━━ TEXTAUSZUG ━━
Die überbreiten, überlangen und übergewichtigen Sattelzüge transportierten jeweils Muldenkipper für den Bergwerksbetrieb. Bei der Überprüfung der Genehmigungsunterlagen stellten die Beamten fest, dass eine Fahrt im Konvoi den Transportfahrzeugen ausdrücklich untersagt war. Die entsprechende Auflage soll insbesondere verhindern, dass Brückenbauwerke durch mehrere Schwertransporte gleichzeitig belastet werden und unnötige Einschränkungen des Verkehrsflusses entstehen. Nach bisherigen Erkenntnissen ließ die verantwortliche Transportfirma dennoch beide Tieflader gemeinsam und lediglich mit einem statt der erforderlichen zwei Begleitfahrzeuge fahren. Da hierdurch Kosten für ein zusätzliches Begleitfahrzeug eingespart worden sein sollen, leiteten die Beamten gegen den Frachtführer ein Verfahren zur Vermögensabschöpfung ein. Eine Sicherheitsleistung in Höhe von über 1.600 Euro wurde erhoben. Die Weiterfahrt in der festgestellten Konstellation wurde in der Folge untersagt.
Eine weitere Streife führte zeitgleich im Dienstgebiet mehrere Fahrzeug- und Personenkontrollen durch. Dabei stellten die Beamten zunächst bei einem spanischen Fahrzeug einen Verstoß gegen kraftfahrzeugsteuerrechtliche Vorschriften fest. Zudem ergab sich bei einem deutschen Fahrzeug der Verdacht der Urkundenfälschung: Die HU-Plakette an diesem Wagen war um 180 Grad verdreht angebracht beziehungsweise mutmaßlich manipuliert worden. Dadurch entstand der Eindruck, dass die Hauptuntersuchung erst sechs Monate später fällig sei als tatsächlich vorgeschrieben.
━━━
━━ DATEN ━━
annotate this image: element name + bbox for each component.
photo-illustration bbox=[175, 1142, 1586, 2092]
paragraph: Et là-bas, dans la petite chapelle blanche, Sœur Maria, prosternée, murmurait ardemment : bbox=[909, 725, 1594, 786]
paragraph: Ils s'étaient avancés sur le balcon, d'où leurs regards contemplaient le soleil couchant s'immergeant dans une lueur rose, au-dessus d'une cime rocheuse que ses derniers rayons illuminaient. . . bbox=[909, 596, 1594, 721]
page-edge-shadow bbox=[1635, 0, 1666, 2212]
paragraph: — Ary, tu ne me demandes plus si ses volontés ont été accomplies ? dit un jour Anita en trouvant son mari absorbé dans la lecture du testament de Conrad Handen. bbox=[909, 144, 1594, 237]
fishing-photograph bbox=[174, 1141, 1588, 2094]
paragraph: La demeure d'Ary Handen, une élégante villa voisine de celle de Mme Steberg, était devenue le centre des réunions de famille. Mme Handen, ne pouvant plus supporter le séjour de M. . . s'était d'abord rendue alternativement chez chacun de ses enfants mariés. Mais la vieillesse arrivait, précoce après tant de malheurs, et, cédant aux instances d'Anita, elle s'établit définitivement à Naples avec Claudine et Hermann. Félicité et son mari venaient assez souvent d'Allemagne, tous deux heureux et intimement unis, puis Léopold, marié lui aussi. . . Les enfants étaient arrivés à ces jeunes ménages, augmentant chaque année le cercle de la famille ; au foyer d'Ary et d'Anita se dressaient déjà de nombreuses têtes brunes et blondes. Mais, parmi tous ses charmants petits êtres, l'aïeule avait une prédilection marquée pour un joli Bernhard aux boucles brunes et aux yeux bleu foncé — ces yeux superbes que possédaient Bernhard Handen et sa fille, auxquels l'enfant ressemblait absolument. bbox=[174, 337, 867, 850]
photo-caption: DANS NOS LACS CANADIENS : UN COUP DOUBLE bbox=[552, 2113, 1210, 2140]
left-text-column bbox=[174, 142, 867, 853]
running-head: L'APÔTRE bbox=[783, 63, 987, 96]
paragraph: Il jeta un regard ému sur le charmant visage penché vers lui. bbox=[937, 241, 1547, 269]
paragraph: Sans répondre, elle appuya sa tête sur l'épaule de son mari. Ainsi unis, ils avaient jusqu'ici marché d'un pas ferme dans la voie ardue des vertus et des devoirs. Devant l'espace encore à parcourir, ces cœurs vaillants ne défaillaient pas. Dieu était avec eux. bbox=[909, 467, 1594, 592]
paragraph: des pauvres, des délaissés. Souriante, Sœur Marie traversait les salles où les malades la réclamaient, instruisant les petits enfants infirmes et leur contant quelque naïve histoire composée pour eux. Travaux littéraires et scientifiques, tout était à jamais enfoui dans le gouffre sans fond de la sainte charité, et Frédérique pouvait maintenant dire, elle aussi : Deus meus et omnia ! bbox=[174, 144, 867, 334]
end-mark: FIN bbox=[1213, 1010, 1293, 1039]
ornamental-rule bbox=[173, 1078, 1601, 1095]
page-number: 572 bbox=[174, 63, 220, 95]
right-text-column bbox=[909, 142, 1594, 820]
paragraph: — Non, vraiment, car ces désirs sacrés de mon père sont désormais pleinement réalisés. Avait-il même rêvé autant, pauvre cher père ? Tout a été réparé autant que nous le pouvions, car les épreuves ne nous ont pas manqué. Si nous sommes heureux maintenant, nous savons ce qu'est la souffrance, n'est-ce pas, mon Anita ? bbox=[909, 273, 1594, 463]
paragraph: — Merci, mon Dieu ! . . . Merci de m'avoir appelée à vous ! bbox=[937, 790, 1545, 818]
━━━
* AUFGABENSTELLUNG *
Beantworten Sie mithilfe des Textauszugs die folgenden Fragen:
1. Was transportierten die Sattelzüge?
2. Wie hoch war die erhobene Sicherheitsleistung?
3. Bei welchem Fahrzeug wurde ein Verstoß gegen kraftfahrzeugsteuerrechtliche Vorschriften festgestellt?

* ERWARTETE ANTWORT *
1. Muldenkipper für den Bergwerksbetrieb
2. Über 1.600 Euro
3. Bei einem spanischen Fahrzeug